» **What to do**: Output the data exactly, with every line intact.

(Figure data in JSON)
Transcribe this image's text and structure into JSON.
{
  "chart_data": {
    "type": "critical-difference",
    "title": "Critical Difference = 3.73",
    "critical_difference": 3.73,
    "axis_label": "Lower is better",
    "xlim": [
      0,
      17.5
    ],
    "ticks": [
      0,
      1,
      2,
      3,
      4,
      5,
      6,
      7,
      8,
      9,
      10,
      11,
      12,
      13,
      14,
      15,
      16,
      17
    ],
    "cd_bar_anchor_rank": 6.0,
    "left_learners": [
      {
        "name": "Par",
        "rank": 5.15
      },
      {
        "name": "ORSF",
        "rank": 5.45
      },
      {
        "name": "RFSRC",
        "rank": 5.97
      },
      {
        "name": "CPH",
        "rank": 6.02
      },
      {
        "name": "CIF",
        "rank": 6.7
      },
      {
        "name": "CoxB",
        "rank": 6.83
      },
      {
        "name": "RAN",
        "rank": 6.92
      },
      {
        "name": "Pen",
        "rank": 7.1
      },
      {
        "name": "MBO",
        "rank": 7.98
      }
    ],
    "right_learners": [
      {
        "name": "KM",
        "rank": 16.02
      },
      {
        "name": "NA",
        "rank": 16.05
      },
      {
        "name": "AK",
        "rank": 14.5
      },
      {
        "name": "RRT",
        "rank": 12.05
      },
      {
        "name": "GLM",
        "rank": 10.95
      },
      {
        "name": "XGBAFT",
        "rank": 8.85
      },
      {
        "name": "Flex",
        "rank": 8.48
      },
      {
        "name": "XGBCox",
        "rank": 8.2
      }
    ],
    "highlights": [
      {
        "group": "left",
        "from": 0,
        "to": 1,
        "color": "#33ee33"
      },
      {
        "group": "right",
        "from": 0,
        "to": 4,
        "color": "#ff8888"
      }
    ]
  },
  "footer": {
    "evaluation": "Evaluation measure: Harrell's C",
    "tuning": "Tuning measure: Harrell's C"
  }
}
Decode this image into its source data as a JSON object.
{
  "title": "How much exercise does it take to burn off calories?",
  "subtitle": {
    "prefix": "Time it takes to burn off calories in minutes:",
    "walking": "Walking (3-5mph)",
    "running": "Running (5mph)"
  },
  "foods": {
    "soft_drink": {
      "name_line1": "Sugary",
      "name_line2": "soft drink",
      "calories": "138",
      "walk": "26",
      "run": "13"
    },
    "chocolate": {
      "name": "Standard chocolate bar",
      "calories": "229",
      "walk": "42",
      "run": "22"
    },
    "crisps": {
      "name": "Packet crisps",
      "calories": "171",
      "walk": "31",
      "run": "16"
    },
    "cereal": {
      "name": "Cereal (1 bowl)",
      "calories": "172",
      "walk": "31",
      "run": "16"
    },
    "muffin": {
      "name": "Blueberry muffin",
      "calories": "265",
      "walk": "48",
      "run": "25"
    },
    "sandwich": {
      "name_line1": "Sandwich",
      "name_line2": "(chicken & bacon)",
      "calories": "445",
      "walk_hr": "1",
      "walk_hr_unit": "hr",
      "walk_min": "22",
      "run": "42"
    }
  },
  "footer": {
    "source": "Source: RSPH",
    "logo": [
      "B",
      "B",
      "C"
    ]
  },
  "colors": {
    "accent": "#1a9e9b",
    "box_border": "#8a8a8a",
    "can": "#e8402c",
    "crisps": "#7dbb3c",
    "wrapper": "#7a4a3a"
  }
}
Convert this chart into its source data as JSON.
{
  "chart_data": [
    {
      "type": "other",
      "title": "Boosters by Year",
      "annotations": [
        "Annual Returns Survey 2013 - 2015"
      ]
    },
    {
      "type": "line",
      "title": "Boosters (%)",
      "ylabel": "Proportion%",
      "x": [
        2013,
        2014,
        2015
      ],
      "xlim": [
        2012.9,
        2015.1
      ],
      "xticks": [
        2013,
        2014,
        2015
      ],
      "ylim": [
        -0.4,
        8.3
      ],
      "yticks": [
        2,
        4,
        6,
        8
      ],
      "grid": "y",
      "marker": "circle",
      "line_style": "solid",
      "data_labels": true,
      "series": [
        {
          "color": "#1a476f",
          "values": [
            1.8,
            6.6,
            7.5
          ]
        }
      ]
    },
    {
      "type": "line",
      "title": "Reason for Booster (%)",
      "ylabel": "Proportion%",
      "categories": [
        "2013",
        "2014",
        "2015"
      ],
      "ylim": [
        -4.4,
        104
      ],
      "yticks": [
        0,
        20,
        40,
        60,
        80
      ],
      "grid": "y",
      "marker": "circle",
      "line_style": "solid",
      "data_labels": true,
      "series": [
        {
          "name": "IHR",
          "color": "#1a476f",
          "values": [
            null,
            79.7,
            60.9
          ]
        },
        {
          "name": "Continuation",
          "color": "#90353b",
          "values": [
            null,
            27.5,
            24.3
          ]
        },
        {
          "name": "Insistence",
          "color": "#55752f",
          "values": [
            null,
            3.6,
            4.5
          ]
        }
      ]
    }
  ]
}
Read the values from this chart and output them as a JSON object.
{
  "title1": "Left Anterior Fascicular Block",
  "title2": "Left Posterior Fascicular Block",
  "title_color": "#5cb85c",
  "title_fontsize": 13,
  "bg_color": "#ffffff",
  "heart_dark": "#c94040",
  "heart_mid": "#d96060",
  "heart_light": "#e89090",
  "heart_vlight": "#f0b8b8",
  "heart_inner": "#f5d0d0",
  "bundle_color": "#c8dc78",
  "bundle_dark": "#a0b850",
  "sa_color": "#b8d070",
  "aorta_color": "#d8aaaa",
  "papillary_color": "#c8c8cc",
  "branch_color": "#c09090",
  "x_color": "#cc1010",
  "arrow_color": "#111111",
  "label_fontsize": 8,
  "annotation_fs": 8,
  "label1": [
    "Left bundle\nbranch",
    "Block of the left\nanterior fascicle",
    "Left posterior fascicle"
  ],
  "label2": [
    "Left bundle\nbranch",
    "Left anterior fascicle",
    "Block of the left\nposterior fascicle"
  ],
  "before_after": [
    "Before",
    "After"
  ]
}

» **Correct answer**:
Transcribe this image's text and structure into JSON.
{
  "chart_data": {
    "type": "critical-difference",
    "title": "Critical Difference = 3.73",
    "critical_difference": 3.73,
    "axis_label": "Lower is better",
    "xlim": [
      0,
      17.5
    ],
    "ticks": [
      0,
      1,
      2,
      3,
      4,
      5,
      6,
      7,
      8,
      9,
      10,
      11,
      12,
      13,
      14,
      15,
      16,
      17
    ],
    "cd_bar_anchor_rank": 6.0,
    "left_learners": [
      {
        "name": "Par",
        "rank": 5.15
      },
      {
        "name": "ORSF",
        "rank": 5.45
      },
      {
        "name": "RFSRC",
        "rank": 5.97
      },
      {
        "name": "CPH",
        "rank": 6.02
      },
      {
        "name": "CIF",
        "rank": 6.7
      },
      {
        "name": "CoxB",
        "rank": 6.83
      },
      {
        "name": "RAN",
        "rank": 6.92
      },
      {
        "name": "Pen",
        "rank": 7.1
      },
      {
        "name": "MBO",
        "rank": 7.98
      }
    ],
    "right_learners": [
      {
        "name": "KM",
        "rank": 16.02
      },
      {
        "name": "NA",
        "rank": 16.05
      },
      {
        "name": "AK",
        "rank": 14.5
      },
      {
        "name": "RRT",
        "rank": 12.05
      },
      {
        "name": "GLM",
        "rank": 10.95
      },
      {
        "name": "XGBAFT",
        "rank": 8.85
      },
      {
        "name": "Flex",
        "rank": 8.48
      },
      {
        "name": "XGBCox",
        "rank": 8.2
      }
    ],
    "highlights": [
      {
        "group": "left",
        "from": 0,
        "to": 1,
        "color": "#33ee33"
      },
      {
        "group": "right",
        "from": 0,
        "to": 4,
        "color": "#ff8888"
      }
    ]
  },
  "footer": {
    "evaluation": "Evaluation measure: Harrell's C",
    "tuning": "Tuning measure: Harrell's C"
  }
}
Decode this image into its source data as a JSON object.
{
  "title": "How much exercise does it take to burn off calories?",
  "subtitle": {
    "prefix": "Time it takes to burn off calories in minutes:",
    "walking": "Walking (3-5mph)",
    "running": "Running (5mph)"
  },
  "foods": {
    "soft_drink": {
      "name_line1": "Sugary",
      "name_line2": "soft drink",
      "calories": "138",
      "walk": "26",
      "run": "13"
    },
    "chocolate": {
      "name": "Standard chocolate bar",
      "calories": "229",
      "walk": "42",
      "run": "22"
    },
    "crisps": {
      "name": "Packet crisps",
      "calories": "171",
      "walk": "31",
      "run": "16"
    },
    "cereal": {
      "name": "Cereal (1 bowl)",
      "calories": "172",
      "walk": "31",
      "run": "16"
    },
    "muffin": {
      "name": "Blueberry muffin",
      "calories": "265",
      "walk": "48",
      "run": "25"
    },
    "sandwich": {
      "name_line1": "Sandwich",
      "name_line2": "(chicken & bacon)",
      "calories": "445",
      "walk_hr": "1",
      "walk_hr_unit": "hr",
      "walk_min": "22",
      "run": "42"
    }
  },
  "footer": {
    "source": "Source: RSPH",
    "logo": [
      "B",
      "B",
      "C"
    ]
  },
  "colors": {
    "accent": "#1a9e9b",
    "box_border": "#8a8a8a",
    "can": "#e8402c",
    "crisps": "#7dbb3c",
    "wrapper": "#7a4a3a"
  }
}
Convert this chart into its source data as JSON.
{
  "chart_data": [
    {
      "type": "other",
      "title": "Boosters by Year",
      "annotations": [
        "Annual Returns Survey 2013 - 2015"
      ]
    },
    {
      "type": "line",
      "title": "Boosters (%)",
      "ylabel": "Proportion%",
      "x": [
        2013,
        2014,
        2015
      ],
      "xlim": [
        2012.9,
        2015.1
      ],
      "xticks": [
        2013,
        2014,
        2015
      ],
      "ylim": [
        -0.4,
        8.3
      ],
      "yticks": [
        2,
        4,
        6,
        8
      ],
      "grid": "y",
      "marker": "circle",
      "line_style": "solid",
      "data_labels": true,
      "series": [
        {
          "color": "#1a476f",
          "values": [
            1.8,
            6.6,
            7.5
          ]
        }
      ]
    },
    {
      "type": "line",
      "title": "Reason for Booster (%)",
      "ylabel": "Proportion%",
      "categories": [
        "2013",
        "2014",
        "2015"
      ],
      "ylim": [
        -4.4,
        104
      ],
      "yticks": [
        0,
        20,
        40,
        60,
        80
      ],
      "grid": "y",
      "marker": "circle",
      "line_style": "solid",
      "data_labels": true,
      "series": [
        {
          "name": "IHR",
          "color": "#1a476f",
          "values": [
            null,
            79.7,
            60.9
          ]
        },
        {
          "name": "Continuation",
          "color": "#90353b",
          "values": [
            null,
            27.5,
            24.3
          ]
        },
        {
          "name": "Insistence",
          "color": "#55752f",
          "values": [
            null,
            3.6,
            4.5
          ]
        }
      ]
    }
  ]
}
Read the values from this chart and output them as a JSON object.
{
  "title1": "Left Anterior Fascicular Block",
  "title2": "Left Posterior Fascicular Block",
  "title_color": "#5cb85c",
  "title_fontsize": 13,
  "bg_color": "#ffffff",
  "heart_dark": "#c94040",
  "heart_mid": "#d96060",
  "heart_light": "#e89090",
  "heart_vlight": "#f0b8b8",
  "heart_inner": "#f5d0d0",
  "bundle_color": "#c8dc78",
  "bundle_dark": "#a0b850",
  "sa_color": "#b8d070",
  "aorta_color": "#d8aaaa",
  "papillary_color": "#c8c8cc",
  "branch_color": "#c09090",
  "x_color": "#cc1010",
  "arrow_color": "#111111",
  "label_fontsize": 8,
  "annotation_fs": 8,
  "label1": [
    "Left bundle\nbranch",
    "Block of the left\nanterior fascicle",
    "Left posterior fascicle"
  ],
  "label2": [
    "Left bundle\nbranch",
    "Left anterior fascicle",
    "Block of the left\nposterior fascicle"
  ],
  "before_after": [
    "Before",
    "After"
  ]
}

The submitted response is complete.